* Task description
In how many lines does the string "subtitle" appear? Answer with the number only.

* Given data
********

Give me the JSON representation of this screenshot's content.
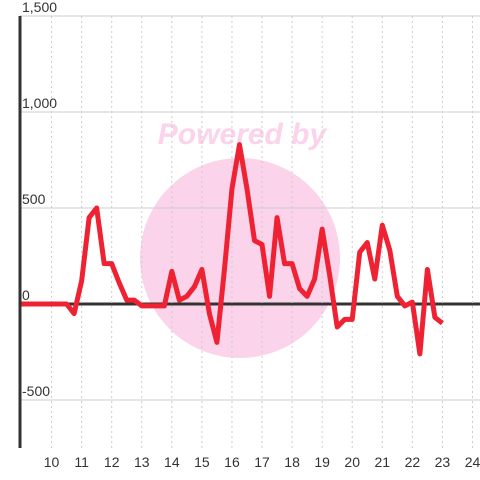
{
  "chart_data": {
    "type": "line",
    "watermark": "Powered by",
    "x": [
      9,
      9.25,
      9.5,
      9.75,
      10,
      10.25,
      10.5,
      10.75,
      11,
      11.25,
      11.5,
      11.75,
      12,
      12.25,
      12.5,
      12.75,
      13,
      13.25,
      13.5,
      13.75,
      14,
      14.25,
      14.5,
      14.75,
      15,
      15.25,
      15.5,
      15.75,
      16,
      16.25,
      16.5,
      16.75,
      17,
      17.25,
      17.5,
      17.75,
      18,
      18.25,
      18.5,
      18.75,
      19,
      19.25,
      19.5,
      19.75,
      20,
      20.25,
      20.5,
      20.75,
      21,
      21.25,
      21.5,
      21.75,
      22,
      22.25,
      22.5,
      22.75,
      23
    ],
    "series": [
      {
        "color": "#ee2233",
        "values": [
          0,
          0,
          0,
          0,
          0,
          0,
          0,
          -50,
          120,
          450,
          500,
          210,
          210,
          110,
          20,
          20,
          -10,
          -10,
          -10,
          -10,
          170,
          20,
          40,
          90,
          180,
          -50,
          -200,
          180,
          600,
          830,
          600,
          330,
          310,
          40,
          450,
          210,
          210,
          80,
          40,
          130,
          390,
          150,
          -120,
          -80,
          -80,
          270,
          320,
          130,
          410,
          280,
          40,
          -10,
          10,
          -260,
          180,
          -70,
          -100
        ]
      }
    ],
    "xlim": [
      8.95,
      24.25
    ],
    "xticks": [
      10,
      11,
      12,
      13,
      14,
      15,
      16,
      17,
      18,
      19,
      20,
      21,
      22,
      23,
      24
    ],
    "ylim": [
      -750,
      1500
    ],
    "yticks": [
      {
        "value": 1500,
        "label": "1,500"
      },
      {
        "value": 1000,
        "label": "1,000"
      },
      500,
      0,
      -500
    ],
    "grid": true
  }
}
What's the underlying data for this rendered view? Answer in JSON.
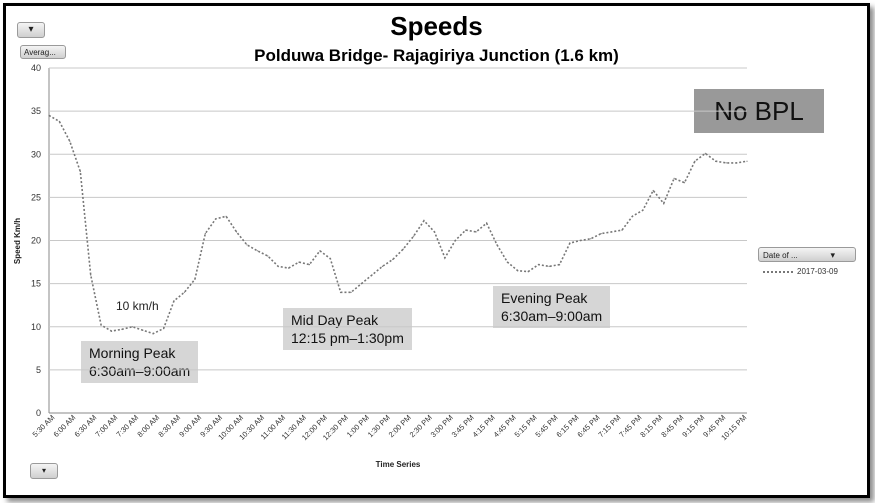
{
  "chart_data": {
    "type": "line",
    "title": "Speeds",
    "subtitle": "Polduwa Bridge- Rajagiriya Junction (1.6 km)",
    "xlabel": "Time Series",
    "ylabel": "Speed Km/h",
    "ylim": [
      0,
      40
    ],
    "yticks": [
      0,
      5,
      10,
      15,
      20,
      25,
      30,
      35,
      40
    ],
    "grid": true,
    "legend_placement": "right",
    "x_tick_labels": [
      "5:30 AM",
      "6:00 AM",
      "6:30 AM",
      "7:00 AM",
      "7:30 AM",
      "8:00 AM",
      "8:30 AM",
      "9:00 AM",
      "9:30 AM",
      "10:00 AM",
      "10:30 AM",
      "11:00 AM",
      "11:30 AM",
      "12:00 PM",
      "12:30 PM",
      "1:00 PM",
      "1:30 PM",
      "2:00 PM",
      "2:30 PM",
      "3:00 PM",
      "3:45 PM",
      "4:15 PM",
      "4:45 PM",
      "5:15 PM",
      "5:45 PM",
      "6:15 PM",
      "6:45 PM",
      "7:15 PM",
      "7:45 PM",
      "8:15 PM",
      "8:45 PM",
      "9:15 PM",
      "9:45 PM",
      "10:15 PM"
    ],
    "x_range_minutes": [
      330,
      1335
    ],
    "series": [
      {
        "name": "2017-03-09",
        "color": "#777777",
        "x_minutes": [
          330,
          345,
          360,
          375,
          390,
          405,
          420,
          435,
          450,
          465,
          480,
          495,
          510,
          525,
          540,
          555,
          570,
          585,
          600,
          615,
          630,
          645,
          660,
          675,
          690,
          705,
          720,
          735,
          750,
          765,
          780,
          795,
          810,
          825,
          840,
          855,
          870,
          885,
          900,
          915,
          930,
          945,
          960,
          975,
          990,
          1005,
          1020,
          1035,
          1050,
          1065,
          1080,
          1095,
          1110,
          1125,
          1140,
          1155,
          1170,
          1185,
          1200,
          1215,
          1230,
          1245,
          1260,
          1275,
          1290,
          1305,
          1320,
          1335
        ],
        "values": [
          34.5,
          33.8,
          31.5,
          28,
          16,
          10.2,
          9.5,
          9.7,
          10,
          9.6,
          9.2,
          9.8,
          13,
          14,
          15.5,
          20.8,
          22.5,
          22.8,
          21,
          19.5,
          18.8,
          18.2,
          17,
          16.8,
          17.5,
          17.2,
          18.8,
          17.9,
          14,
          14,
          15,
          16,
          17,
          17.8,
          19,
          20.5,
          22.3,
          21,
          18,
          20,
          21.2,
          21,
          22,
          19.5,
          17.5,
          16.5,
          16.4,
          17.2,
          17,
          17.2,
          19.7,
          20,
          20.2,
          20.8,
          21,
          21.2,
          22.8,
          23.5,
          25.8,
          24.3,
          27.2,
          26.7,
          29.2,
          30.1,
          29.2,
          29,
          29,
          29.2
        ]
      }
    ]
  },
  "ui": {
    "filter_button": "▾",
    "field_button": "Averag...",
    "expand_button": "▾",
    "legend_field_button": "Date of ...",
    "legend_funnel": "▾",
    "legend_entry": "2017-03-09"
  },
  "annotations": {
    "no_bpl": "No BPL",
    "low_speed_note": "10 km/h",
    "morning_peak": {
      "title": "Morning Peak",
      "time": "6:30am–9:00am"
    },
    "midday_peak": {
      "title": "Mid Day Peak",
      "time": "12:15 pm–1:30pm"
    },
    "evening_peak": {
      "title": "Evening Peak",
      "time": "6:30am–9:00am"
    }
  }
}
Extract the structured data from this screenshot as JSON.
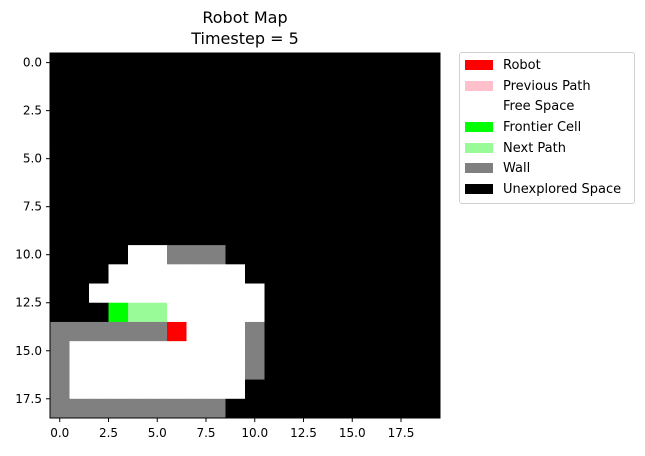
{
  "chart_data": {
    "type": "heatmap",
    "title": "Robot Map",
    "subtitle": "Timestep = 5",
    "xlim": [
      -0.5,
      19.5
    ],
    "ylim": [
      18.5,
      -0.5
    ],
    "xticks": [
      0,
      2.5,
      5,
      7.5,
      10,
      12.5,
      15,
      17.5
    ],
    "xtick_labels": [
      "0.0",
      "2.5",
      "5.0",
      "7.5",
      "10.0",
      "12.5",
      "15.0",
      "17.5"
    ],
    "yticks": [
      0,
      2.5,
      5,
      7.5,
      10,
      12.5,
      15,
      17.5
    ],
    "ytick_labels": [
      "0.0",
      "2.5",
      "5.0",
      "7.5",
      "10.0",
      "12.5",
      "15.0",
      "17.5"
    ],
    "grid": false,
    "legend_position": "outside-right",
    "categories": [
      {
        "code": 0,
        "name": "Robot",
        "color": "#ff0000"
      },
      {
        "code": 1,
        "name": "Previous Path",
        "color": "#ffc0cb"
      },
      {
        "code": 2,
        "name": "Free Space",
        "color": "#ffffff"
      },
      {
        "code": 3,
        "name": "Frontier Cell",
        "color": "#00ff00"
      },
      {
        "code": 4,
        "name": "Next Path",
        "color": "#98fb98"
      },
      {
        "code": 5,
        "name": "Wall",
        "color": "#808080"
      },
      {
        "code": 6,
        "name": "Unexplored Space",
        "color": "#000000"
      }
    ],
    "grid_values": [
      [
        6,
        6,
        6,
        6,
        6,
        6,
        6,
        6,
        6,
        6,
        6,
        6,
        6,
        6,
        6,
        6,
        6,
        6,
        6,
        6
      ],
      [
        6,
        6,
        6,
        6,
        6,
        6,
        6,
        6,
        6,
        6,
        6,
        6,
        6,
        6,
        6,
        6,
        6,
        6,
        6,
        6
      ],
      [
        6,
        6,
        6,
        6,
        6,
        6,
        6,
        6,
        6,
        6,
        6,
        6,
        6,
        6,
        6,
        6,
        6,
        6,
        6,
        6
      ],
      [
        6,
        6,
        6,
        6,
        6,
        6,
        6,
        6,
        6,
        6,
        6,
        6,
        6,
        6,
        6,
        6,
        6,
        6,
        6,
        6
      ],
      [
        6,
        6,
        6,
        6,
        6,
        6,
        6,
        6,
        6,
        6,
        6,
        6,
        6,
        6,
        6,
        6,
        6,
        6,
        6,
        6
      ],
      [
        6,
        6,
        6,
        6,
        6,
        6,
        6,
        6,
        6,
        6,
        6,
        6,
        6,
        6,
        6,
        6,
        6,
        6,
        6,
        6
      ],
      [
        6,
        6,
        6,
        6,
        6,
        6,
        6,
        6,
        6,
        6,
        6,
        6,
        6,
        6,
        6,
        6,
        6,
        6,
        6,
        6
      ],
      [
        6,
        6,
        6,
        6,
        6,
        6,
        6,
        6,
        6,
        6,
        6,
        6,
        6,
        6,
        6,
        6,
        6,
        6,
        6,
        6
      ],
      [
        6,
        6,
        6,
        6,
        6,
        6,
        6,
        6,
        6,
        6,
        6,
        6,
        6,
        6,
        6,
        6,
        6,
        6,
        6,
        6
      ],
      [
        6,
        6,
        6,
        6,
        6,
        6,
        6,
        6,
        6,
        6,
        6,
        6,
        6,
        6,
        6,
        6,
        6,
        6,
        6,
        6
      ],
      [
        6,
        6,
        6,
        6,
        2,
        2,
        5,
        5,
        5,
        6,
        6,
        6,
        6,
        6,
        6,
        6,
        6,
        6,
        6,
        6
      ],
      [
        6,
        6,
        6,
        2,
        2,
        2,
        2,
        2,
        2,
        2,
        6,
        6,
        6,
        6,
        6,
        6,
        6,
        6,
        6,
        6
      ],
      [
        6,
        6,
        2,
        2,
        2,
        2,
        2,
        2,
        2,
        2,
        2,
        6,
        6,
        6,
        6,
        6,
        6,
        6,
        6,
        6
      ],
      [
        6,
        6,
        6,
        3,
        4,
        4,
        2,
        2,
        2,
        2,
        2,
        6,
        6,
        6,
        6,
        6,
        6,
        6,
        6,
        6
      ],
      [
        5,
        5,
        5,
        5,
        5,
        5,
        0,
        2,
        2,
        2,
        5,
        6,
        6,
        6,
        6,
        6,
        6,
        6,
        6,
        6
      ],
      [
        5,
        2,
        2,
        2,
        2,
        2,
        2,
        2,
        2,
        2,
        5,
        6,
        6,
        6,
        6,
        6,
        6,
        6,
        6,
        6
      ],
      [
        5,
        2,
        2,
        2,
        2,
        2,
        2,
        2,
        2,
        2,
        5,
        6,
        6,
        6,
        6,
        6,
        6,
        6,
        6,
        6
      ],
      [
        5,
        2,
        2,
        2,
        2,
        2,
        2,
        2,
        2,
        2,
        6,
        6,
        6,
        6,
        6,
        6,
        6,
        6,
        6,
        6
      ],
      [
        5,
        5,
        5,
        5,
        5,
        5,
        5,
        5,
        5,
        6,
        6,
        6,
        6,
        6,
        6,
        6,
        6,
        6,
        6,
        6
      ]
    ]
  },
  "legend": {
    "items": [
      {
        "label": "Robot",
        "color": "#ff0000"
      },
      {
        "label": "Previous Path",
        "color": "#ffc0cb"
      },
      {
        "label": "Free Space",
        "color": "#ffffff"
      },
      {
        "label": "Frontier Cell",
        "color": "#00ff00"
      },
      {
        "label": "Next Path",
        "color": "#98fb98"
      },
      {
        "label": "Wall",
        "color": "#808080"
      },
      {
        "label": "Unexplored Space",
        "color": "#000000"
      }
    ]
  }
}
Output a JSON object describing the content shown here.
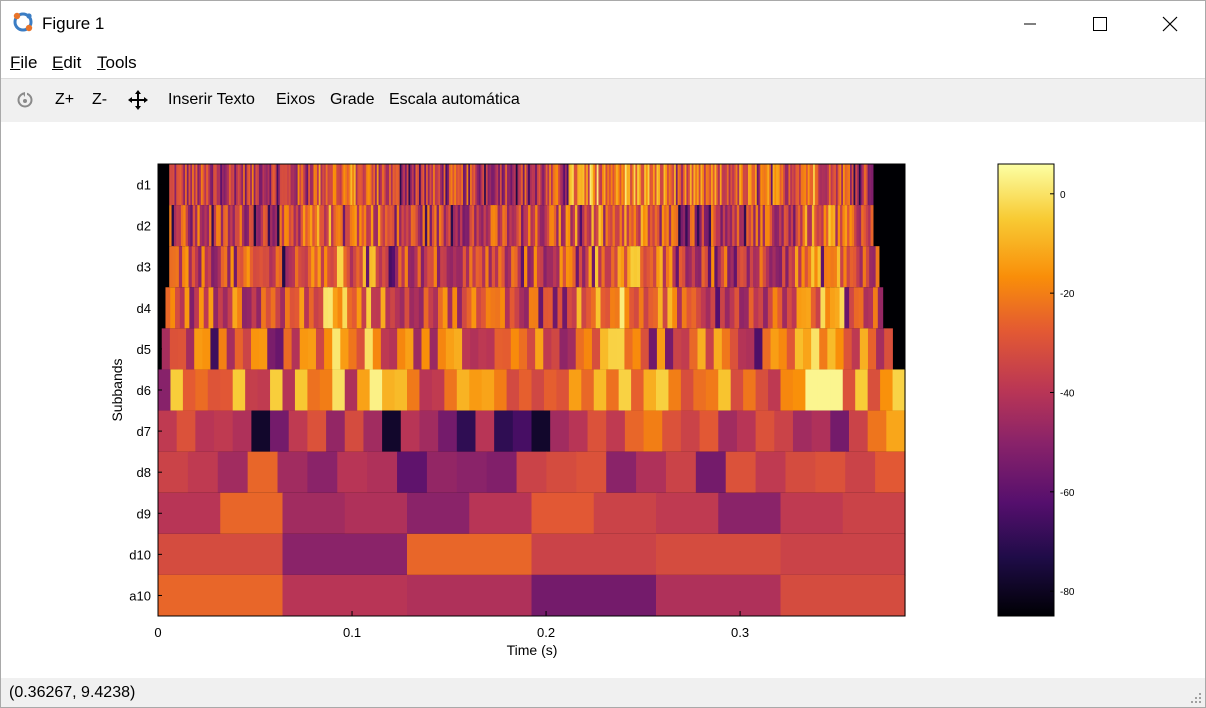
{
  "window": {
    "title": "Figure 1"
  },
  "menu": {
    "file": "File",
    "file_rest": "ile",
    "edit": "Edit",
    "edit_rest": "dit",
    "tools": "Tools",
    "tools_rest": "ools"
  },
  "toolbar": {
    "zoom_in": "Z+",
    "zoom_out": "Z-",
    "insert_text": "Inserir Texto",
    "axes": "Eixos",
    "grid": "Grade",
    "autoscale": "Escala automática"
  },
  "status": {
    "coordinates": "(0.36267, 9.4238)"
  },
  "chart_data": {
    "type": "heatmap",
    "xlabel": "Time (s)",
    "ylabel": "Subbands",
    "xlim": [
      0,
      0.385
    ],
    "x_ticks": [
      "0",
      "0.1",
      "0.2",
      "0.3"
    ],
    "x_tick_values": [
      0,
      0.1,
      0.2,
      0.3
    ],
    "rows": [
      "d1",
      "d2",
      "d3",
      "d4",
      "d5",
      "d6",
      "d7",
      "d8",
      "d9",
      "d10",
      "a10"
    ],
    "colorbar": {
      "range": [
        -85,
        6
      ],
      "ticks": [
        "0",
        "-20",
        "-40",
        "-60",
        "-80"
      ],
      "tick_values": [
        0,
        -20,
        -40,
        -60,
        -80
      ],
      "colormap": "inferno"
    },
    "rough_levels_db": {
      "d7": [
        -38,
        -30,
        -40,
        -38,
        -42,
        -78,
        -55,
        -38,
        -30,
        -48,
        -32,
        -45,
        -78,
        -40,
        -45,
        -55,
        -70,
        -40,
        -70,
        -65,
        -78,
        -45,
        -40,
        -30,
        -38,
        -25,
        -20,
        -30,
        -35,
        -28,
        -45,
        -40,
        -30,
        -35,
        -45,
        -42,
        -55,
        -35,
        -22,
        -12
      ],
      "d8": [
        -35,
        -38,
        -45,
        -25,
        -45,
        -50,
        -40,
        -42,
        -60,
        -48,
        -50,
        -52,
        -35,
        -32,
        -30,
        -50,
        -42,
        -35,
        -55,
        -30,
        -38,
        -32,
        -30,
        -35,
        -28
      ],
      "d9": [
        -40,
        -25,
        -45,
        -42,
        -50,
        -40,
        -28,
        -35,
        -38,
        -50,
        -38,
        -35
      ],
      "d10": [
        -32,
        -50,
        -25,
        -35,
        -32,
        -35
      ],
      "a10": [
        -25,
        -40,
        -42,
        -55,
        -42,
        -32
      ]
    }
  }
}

********

* Correct response
2